Find all the lines with "Resource" and gather them.

Stored dataset items:
● ● ●

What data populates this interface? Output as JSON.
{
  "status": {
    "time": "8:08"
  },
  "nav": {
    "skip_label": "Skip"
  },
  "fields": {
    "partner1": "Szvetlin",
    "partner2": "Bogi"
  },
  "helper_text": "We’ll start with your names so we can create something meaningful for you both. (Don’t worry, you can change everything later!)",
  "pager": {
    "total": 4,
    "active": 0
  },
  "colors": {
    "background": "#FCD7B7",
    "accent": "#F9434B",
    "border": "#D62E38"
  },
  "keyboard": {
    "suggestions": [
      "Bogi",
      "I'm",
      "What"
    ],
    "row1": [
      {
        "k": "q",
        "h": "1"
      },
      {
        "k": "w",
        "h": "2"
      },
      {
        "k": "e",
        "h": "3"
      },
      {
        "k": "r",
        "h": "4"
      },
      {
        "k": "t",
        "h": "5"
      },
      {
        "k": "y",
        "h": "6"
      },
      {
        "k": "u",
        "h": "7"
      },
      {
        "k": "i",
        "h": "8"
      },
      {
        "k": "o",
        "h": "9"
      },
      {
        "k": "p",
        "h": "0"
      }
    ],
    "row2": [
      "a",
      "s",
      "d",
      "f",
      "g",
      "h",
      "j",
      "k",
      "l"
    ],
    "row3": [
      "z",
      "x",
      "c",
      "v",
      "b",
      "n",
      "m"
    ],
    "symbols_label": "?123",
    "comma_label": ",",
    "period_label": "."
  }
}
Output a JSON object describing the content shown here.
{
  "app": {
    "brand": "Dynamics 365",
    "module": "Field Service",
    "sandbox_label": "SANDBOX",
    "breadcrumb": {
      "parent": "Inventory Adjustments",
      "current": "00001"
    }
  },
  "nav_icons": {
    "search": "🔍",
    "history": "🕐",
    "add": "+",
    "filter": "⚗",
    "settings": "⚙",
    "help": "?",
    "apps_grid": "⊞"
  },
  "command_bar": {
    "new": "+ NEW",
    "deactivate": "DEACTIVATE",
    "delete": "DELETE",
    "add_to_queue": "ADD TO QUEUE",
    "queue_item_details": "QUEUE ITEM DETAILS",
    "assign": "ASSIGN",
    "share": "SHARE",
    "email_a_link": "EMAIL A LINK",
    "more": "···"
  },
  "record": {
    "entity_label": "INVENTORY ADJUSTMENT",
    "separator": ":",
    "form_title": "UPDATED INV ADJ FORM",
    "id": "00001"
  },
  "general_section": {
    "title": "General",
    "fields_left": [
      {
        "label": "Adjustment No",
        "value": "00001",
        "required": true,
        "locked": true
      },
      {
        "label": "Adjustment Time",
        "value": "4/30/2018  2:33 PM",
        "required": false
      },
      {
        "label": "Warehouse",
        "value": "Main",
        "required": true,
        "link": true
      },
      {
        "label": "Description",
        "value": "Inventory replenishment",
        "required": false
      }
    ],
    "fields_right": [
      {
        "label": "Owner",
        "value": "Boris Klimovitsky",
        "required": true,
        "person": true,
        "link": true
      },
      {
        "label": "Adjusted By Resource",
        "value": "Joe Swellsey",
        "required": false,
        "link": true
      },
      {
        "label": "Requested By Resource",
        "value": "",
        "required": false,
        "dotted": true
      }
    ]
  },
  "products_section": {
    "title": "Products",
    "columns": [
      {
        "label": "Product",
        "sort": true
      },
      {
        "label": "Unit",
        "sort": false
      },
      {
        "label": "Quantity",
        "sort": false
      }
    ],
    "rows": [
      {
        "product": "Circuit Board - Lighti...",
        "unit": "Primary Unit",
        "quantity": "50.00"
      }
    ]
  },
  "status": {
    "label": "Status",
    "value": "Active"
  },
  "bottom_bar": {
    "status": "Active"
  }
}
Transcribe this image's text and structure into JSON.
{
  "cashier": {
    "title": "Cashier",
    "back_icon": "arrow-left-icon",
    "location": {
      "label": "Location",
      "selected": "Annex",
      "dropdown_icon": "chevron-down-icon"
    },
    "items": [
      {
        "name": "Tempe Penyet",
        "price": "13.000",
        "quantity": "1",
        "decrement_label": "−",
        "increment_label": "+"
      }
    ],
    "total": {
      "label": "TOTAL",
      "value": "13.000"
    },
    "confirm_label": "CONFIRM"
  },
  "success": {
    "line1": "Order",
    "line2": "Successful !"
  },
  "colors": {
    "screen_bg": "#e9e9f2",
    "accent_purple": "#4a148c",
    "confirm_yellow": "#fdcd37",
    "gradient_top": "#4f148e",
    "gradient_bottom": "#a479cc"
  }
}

● ● ●

The output:
        "label": "Adjusted By Resource",
        "label": "Requested By Resource",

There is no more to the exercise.